State how many lines of the records contain the string "الأبرار". Give the number alone.

**GIVEN DATA:**
----------
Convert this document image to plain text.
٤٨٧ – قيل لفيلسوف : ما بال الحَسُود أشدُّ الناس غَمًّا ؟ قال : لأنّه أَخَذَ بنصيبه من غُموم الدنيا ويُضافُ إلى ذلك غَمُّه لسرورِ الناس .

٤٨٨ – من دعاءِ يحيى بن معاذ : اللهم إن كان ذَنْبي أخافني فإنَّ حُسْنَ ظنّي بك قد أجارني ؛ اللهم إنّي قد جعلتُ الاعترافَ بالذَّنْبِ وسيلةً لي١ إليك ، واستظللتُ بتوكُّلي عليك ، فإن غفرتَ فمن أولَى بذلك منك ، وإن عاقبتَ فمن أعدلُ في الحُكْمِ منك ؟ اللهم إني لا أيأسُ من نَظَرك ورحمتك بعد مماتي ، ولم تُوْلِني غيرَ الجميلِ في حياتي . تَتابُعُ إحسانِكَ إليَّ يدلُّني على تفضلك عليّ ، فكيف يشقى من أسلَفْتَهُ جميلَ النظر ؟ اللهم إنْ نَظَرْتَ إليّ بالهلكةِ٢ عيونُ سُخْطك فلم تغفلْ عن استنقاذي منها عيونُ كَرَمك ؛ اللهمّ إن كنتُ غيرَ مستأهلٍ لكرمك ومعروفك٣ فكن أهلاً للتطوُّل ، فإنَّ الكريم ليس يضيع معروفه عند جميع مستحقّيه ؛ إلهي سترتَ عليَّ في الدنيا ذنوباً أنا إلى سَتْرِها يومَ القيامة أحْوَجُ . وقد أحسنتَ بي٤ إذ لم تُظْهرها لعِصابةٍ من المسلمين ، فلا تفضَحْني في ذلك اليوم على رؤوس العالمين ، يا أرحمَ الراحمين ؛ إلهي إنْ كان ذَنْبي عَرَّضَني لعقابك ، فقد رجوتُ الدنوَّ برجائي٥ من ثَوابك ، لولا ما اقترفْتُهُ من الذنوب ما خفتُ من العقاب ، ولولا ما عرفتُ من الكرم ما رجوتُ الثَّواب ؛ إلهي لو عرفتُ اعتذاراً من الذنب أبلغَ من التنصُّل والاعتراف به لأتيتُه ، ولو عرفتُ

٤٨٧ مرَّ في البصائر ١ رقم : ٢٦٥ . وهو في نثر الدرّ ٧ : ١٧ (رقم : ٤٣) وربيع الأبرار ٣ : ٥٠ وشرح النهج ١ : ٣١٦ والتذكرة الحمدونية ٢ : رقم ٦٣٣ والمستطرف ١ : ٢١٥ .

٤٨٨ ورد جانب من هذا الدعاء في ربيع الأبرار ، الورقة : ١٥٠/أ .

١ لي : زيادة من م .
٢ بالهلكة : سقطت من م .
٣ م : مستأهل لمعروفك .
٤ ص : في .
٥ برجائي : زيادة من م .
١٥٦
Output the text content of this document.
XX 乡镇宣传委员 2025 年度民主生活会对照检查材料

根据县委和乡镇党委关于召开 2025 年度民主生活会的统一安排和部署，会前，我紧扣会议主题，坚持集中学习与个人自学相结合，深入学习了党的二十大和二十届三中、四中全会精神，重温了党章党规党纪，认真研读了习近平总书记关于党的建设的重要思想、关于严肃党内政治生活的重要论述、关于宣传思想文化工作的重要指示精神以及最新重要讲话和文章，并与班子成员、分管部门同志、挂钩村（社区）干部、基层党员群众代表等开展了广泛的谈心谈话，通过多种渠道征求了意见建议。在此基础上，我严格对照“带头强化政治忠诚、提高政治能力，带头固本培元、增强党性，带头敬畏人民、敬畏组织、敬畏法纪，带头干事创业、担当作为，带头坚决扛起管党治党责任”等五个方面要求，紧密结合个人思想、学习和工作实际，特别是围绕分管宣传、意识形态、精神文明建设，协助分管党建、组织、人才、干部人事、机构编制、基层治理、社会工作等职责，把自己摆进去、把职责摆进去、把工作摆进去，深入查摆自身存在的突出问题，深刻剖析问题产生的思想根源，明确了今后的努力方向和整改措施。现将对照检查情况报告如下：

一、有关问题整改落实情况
----------
**PROBLEM SOLUTION:**
2